Extract every entry word for word. Skip the pictures.

▶ [DATASET EXTRACT]
........
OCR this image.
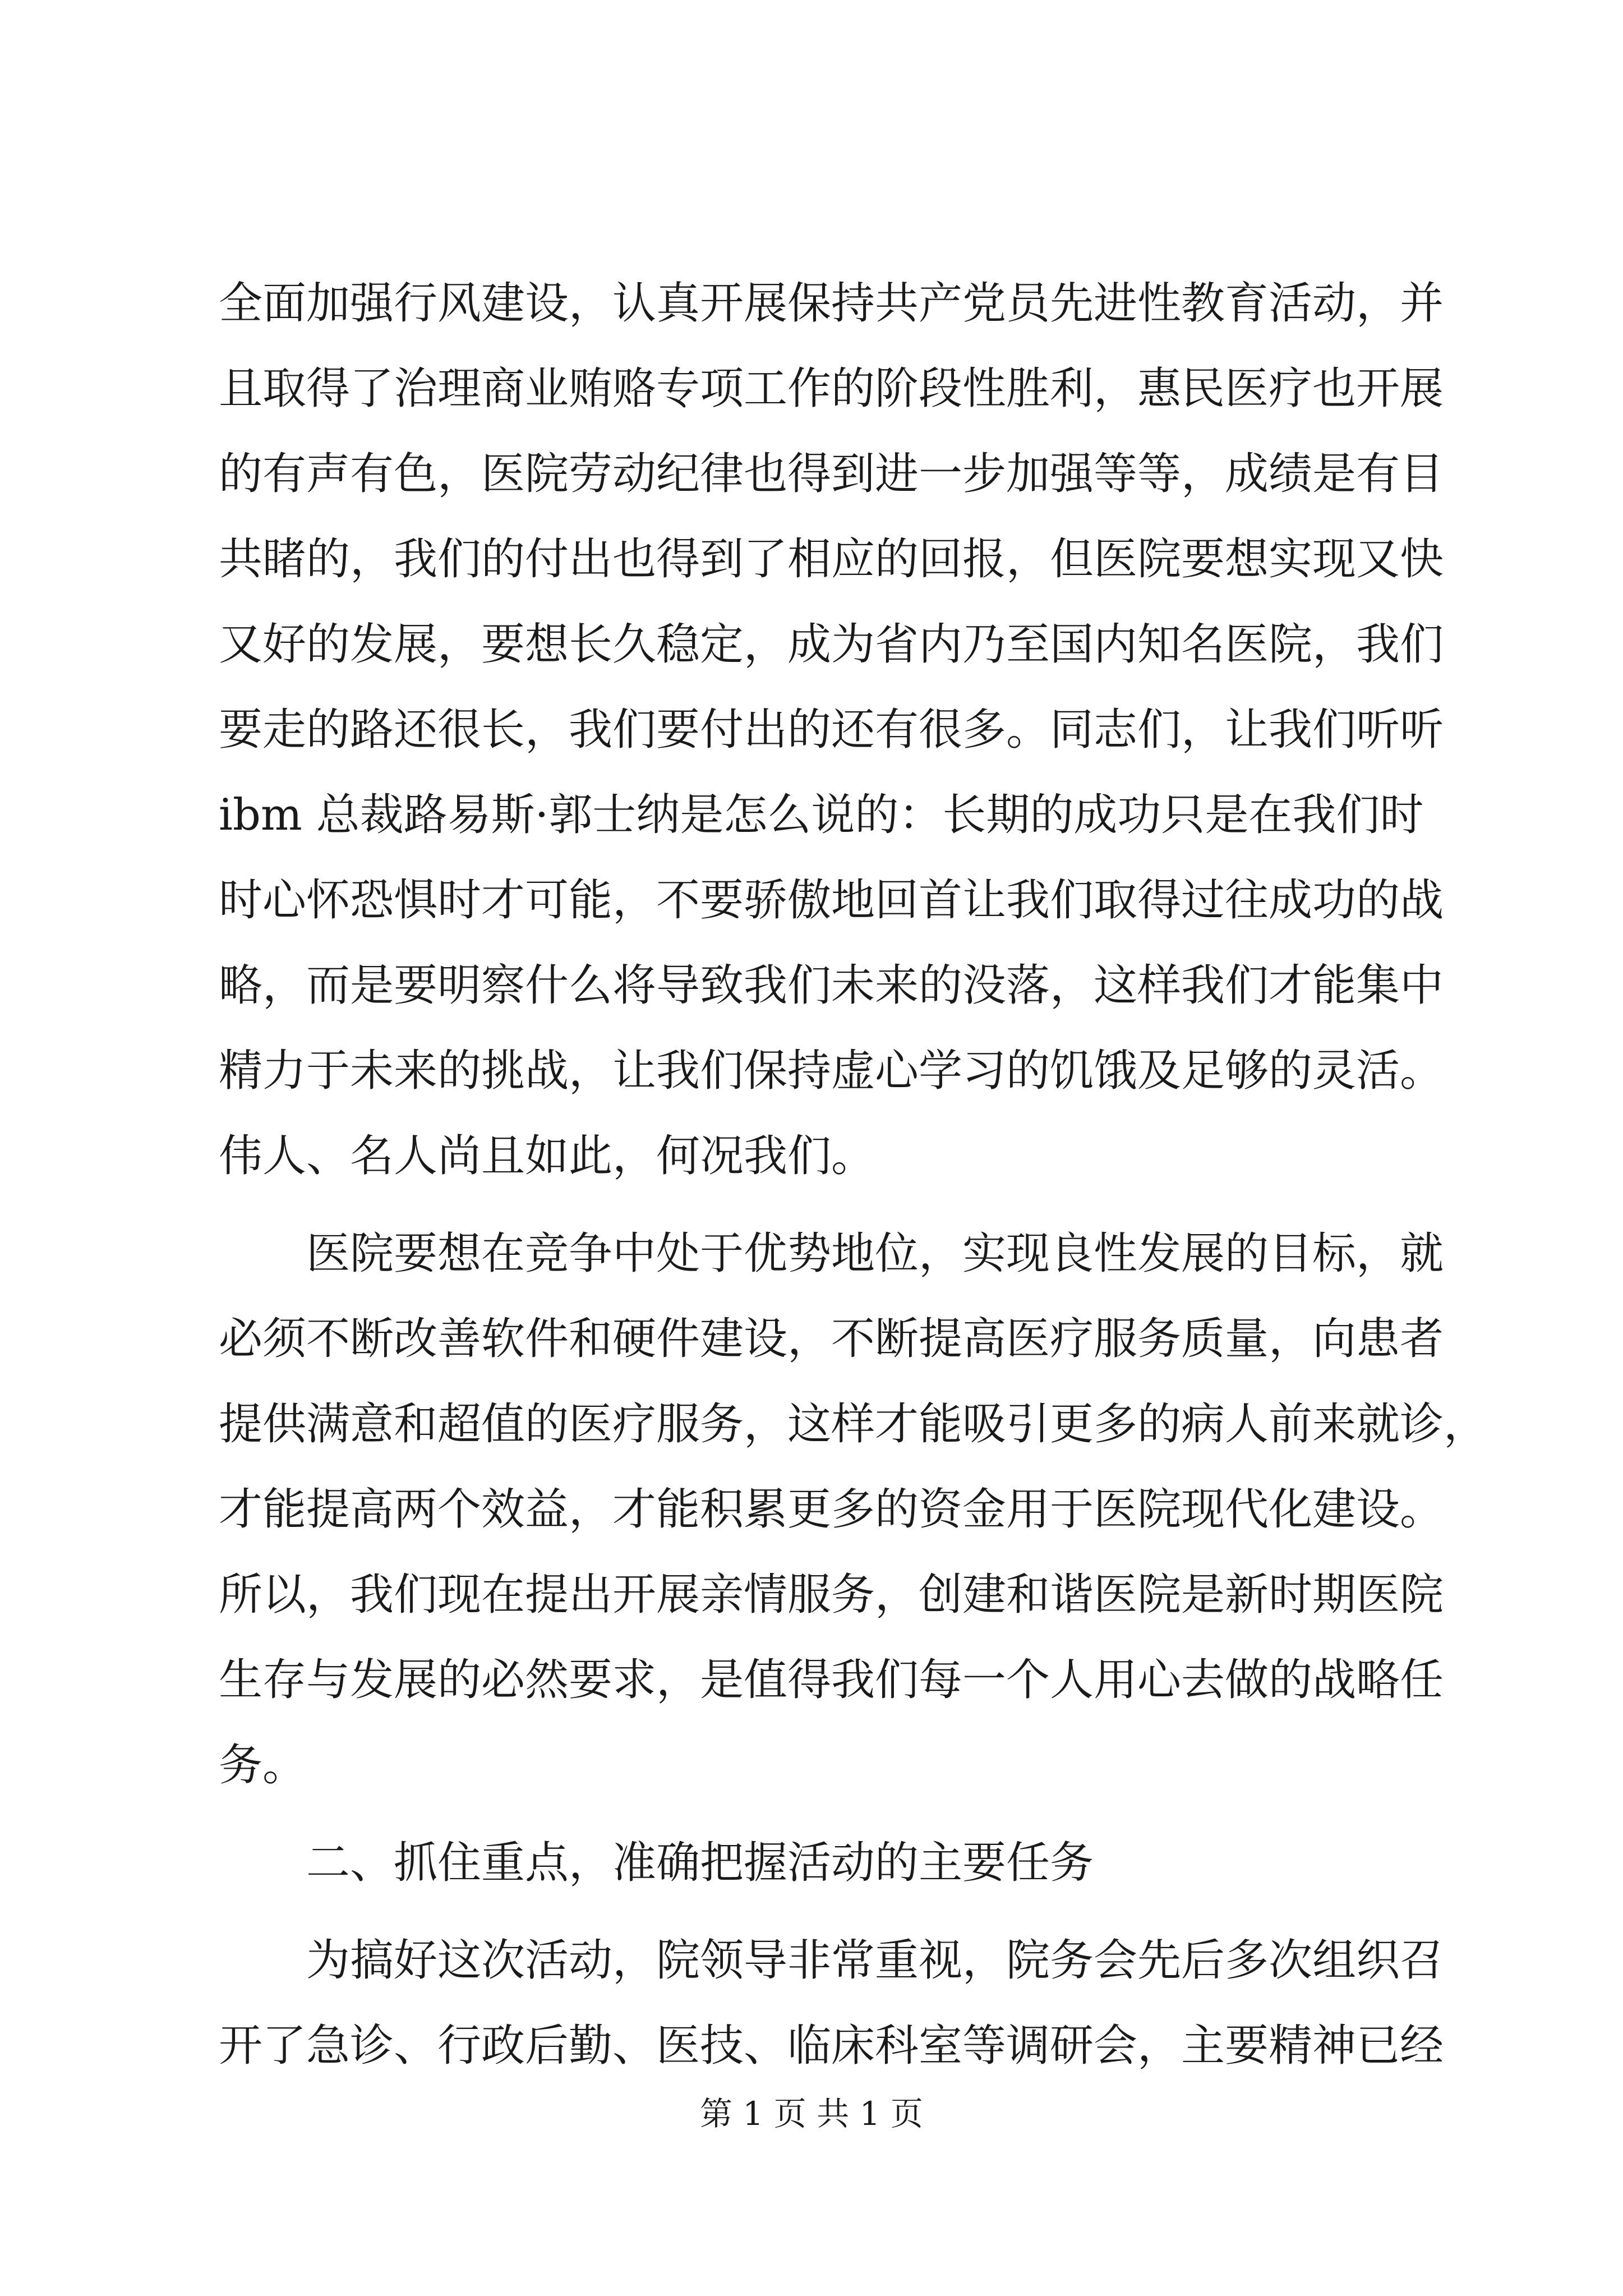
全面加强行风建设，认真开展保持共产党员先进性教育活动，并
且取得了治理商业贿赂专项工作的阶段性胜利，惠民医疗也开展
的有声有色，医院劳动纪律也得到进一步加强等等，成绩是有目
共睹的，我们的付出也得到了相应的回报，但医院要想实现又快
又好的发展，要想长久稳定，成为省内乃至国内知名医院，我们
要走的路还很长，我们要付出的还有很多。同志们，让我们听听
ibm 总裁路易斯·郭士纳是怎么说的：长期的成功只是在我们时
时心怀恐惧时才可能，不要骄傲地回首让我们取得过往成功的战
略，而是要明察什么将导致我们未来的没落，这样我们才能集中
精力于未来的挑战，让我们保持虚心学习的饥饿及足够的灵活。
伟人、名人尚且如此，何况我们。
医院要想在竞争中处于优势地位，实现良性发展的目标，就
必须不断改善软件和硬件建设，不断提高医疗服务质量，向患者
提供满意和超值的医疗服务，这样才能吸引更多的病人前来就诊，
才能提高两个效益，才能积累更多的资金用于医院现代化建设。
所以，我们现在提出开展亲情服务，创建和谐医院是新时期医院
生存与发展的必然要求，是值得我们每一个人用心去做的战略任
务。
二、抓住重点，准确把握活动的主要任务
为搞好这次活动，院领导非常重视，院务会先后多次组织召
开了急诊、行政后勤、医技、临床科室等调研会，主要精神已经
第 1 页 共 1 页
........
▶ [WRITTEN ANSWER]
OCR this image.
全面加强行风建设，认真开展保持共产党员先进性教育活动，并
且取得了治理商业贿赂专项工作的阶段性胜利，惠民医疗也开展
的有声有色，医院劳动纪律也得到进一步加强等等，成绩是有目
共睹的，我们的付出也得到了相应的回报，但医院要想实现又快
又好的发展，要想长久稳定，成为省内乃至国内知名医院，我们
要走的路还很长，我们要付出的还有很多。同志们，让我们听听
ibm 总裁路易斯·郭士纳是怎么说的：长期的成功只是在我们时
时心怀恐惧时才可能，不要骄傲地回首让我们取得过往成功的战
略，而是要明察什么将导致我们未来的没落，这样我们才能集中
精力于未来的挑战，让我们保持虚心学习的饥饿及足够的灵活。
伟人、名人尚且如此，何况我们。
医院要想在竞争中处于优势地位，实现良性发展的目标，就
必须不断改善软件和硬件建设，不断提高医疗服务质量，向患者
提供满意和超值的医疗服务，这样才能吸引更多的病人前来就诊，
才能提高两个效益，才能积累更多的资金用于医院现代化建设。
所以，我们现在提出开展亲情服务，创建和谐医院是新时期医院
生存与发展的必然要求，是值得我们每一个人用心去做的战略任
务。
二、抓住重点，准确把握活动的主要任务
为搞好这次活动，院领导非常重视，院务会先后多次组织召
开了急诊、行政后勤、医技、临床科室等调研会，主要精神已经
第 1 页 共 1 页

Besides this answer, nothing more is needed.